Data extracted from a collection
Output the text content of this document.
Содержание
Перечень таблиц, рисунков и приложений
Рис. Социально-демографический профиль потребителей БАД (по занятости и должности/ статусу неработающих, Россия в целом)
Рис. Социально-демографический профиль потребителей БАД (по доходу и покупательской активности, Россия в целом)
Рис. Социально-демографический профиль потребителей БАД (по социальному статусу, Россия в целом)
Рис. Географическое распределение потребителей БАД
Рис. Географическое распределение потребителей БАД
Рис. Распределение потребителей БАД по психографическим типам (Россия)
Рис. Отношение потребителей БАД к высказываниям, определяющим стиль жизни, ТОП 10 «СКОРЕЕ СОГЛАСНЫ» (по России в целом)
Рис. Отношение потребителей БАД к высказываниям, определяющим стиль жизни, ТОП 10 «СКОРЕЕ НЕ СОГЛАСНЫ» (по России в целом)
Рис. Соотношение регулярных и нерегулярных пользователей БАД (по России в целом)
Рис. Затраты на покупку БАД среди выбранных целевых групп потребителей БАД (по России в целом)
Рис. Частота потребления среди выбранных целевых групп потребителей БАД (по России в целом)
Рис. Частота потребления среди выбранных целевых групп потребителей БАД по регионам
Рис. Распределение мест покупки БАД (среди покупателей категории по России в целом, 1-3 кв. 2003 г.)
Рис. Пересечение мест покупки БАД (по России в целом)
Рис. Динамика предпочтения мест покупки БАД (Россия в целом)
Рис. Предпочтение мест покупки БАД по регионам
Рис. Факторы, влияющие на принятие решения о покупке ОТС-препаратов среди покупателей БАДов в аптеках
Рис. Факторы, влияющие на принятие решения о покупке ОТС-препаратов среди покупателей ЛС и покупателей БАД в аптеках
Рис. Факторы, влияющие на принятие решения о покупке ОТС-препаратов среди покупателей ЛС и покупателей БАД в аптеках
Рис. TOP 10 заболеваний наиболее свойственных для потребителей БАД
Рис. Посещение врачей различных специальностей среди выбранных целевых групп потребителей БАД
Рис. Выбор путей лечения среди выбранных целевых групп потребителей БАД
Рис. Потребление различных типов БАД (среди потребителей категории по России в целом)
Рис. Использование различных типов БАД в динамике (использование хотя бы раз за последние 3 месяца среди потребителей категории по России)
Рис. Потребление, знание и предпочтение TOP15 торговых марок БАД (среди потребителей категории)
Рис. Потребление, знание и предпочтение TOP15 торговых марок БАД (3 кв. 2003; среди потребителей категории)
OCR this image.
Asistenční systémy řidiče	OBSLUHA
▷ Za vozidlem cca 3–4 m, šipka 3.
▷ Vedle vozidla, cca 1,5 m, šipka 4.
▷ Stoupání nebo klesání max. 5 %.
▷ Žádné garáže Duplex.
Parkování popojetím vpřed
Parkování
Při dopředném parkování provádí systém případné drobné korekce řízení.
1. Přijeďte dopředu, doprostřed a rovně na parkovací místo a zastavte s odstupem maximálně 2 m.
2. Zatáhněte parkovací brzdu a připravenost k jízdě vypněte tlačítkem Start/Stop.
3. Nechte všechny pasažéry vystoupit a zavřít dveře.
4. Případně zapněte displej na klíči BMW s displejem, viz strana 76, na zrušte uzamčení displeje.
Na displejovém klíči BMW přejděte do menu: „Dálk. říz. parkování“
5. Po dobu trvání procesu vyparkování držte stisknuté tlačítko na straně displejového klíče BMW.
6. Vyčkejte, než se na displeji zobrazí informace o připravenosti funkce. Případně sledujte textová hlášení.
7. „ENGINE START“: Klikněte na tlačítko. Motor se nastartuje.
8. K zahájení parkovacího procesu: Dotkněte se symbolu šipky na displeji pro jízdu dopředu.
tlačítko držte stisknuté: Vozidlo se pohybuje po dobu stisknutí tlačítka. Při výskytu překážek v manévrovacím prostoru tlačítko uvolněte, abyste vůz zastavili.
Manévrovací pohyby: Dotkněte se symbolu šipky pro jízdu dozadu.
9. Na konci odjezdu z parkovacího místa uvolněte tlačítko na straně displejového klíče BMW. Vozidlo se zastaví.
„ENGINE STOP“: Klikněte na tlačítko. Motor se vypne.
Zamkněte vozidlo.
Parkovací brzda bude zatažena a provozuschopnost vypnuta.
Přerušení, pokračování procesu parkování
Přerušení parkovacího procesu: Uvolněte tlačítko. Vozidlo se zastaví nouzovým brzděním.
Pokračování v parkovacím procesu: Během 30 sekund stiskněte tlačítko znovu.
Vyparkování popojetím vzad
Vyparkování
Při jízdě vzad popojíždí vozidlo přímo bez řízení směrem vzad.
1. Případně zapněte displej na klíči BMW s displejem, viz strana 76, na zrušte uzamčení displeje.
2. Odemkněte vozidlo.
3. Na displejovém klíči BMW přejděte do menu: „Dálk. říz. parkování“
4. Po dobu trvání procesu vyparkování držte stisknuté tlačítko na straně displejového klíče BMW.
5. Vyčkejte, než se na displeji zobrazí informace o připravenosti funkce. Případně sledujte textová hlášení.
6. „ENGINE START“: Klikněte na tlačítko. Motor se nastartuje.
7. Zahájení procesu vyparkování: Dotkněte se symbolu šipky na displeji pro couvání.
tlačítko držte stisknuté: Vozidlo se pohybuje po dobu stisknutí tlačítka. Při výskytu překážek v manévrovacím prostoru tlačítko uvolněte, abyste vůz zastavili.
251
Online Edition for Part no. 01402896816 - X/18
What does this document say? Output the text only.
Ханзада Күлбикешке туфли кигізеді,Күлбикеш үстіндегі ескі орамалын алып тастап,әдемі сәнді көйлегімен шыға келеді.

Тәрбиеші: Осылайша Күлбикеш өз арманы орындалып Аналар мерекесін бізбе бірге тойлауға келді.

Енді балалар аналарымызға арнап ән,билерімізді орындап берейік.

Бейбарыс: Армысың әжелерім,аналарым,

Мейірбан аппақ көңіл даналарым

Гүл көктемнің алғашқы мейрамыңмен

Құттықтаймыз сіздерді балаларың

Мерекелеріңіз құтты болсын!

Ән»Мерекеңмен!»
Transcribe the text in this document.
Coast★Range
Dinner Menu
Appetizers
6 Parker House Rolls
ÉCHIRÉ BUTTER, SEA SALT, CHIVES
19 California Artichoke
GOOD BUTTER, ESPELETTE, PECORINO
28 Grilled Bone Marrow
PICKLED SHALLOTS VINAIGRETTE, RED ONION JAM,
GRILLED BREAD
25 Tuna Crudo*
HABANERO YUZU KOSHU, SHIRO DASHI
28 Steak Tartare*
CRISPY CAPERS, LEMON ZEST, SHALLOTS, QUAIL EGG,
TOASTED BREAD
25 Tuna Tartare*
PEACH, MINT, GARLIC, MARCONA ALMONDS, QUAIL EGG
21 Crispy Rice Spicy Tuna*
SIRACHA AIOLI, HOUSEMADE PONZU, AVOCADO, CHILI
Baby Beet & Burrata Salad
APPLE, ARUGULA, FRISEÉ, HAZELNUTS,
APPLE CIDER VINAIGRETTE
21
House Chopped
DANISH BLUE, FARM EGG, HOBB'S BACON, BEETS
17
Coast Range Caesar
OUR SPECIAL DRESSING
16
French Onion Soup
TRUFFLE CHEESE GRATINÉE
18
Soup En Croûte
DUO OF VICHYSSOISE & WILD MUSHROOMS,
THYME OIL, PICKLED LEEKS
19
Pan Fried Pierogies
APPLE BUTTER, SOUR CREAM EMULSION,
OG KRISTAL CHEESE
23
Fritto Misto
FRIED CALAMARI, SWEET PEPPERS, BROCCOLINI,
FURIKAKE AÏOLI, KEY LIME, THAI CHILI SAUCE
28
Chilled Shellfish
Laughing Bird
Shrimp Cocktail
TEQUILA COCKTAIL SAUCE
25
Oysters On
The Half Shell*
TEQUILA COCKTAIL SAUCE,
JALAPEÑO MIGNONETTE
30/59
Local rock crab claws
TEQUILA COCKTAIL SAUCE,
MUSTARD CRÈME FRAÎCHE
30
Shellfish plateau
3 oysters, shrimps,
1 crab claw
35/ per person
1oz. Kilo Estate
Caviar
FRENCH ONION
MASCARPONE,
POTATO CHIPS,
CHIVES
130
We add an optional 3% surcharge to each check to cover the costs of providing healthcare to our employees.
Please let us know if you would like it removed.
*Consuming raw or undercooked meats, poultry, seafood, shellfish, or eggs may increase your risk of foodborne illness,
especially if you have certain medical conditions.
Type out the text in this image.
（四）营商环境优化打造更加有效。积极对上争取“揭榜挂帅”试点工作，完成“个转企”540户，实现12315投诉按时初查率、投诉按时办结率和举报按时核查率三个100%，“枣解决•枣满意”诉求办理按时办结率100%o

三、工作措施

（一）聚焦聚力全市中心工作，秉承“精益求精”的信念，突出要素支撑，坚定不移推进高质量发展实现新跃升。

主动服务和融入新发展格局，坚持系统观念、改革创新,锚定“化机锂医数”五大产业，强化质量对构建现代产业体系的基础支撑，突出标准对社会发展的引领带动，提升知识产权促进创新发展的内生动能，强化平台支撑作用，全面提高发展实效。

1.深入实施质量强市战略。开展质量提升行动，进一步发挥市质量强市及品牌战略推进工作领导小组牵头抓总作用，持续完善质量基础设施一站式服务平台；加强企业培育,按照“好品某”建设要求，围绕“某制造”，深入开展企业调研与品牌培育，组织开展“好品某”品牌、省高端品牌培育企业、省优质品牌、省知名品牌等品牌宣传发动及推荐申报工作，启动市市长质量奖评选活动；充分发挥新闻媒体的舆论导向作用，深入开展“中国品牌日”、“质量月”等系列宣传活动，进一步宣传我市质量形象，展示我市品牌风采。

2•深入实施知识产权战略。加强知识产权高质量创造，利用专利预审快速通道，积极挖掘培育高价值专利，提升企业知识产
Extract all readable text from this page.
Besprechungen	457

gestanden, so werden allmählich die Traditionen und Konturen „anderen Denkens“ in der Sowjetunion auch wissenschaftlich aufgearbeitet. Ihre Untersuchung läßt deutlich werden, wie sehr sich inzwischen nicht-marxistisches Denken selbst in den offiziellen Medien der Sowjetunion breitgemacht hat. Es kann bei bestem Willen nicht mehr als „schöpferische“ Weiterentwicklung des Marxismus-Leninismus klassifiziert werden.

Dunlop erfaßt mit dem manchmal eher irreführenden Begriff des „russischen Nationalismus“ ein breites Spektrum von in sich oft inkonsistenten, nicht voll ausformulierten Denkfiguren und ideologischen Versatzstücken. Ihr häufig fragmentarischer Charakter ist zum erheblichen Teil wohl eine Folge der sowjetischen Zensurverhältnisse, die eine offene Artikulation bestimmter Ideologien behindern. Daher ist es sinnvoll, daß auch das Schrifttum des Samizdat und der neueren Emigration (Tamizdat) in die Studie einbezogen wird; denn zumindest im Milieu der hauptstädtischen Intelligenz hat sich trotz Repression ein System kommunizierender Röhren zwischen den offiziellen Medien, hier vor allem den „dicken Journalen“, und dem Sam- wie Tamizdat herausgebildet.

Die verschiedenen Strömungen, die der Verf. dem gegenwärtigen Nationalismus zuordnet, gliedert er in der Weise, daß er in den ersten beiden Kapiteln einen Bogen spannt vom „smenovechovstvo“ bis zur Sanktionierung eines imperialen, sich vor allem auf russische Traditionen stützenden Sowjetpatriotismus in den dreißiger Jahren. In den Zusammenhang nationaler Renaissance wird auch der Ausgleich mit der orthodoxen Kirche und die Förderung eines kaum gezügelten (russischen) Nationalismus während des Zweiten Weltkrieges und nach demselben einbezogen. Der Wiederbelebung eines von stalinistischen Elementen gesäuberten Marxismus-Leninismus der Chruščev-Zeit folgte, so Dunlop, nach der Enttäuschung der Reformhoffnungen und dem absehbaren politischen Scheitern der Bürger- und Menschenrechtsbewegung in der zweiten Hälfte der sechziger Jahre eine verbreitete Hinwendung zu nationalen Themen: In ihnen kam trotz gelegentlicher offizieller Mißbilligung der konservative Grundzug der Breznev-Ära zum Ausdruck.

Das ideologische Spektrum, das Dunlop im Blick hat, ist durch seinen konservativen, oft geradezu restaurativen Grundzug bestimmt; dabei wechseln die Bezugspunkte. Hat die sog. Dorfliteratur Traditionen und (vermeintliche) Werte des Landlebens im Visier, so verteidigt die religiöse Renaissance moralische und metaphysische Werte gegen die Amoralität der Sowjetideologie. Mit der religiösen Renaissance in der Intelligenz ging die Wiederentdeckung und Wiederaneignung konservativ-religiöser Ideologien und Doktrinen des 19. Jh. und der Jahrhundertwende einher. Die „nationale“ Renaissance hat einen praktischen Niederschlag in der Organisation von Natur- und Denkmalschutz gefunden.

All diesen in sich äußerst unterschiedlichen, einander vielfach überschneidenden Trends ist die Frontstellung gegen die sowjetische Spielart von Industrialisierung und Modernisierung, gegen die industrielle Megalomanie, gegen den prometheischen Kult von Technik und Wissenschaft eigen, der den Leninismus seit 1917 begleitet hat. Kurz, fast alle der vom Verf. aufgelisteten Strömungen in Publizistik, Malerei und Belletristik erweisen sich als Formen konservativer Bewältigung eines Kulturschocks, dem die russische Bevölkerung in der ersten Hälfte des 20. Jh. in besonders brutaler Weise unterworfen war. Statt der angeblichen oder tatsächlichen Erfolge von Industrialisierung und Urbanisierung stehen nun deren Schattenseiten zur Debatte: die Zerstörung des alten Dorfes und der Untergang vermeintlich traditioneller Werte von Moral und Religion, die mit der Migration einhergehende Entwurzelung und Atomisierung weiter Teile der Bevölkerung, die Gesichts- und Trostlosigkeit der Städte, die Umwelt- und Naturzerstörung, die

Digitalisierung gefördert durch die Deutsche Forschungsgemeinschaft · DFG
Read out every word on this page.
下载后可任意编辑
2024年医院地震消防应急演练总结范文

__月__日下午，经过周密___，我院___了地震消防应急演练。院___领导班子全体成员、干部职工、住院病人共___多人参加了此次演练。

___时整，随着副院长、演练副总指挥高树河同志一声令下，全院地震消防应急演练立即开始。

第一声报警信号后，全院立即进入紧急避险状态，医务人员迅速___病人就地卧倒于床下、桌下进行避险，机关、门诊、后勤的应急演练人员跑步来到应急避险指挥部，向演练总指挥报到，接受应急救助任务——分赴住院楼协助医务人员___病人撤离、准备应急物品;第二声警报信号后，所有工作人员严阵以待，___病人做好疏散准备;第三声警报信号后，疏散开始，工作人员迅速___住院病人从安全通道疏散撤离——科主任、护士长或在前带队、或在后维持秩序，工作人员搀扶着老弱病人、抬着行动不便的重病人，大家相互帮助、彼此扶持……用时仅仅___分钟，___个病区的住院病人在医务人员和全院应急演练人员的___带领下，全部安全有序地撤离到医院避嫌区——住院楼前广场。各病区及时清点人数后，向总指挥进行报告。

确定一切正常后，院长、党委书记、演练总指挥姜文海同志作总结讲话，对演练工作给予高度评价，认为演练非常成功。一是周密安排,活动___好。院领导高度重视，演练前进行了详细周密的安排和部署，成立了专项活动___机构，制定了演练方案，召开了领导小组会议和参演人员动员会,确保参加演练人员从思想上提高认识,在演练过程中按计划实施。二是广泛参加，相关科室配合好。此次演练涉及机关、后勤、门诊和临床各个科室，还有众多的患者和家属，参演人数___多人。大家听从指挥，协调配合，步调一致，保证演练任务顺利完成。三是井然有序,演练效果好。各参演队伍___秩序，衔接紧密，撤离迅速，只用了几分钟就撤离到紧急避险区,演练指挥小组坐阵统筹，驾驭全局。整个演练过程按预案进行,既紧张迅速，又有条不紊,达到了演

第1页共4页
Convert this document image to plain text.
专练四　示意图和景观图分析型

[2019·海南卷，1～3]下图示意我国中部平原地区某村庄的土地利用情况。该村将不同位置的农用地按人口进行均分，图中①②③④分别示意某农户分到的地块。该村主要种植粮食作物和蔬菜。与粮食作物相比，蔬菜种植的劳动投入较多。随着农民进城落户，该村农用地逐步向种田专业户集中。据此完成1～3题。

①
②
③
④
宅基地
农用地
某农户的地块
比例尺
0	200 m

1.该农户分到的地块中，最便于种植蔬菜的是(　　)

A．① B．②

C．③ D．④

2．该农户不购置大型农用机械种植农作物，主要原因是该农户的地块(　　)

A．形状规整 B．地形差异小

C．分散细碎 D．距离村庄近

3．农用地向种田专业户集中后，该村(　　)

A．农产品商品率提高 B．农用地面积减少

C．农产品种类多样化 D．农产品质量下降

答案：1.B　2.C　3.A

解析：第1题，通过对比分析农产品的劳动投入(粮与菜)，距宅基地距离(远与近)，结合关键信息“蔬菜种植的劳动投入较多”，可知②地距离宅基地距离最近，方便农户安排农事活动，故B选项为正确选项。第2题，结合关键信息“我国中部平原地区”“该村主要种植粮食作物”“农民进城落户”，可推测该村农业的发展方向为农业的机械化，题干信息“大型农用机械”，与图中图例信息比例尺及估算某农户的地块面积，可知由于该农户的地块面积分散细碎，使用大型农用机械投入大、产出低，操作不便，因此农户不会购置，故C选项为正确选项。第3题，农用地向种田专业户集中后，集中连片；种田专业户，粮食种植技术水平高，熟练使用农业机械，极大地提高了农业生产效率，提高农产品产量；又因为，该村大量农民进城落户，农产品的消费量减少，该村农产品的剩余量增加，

* [Task statement]
Provide the number of lines in these entries that hold the word "SHALLOTS", without any accompanying text.

* [Complete response]
2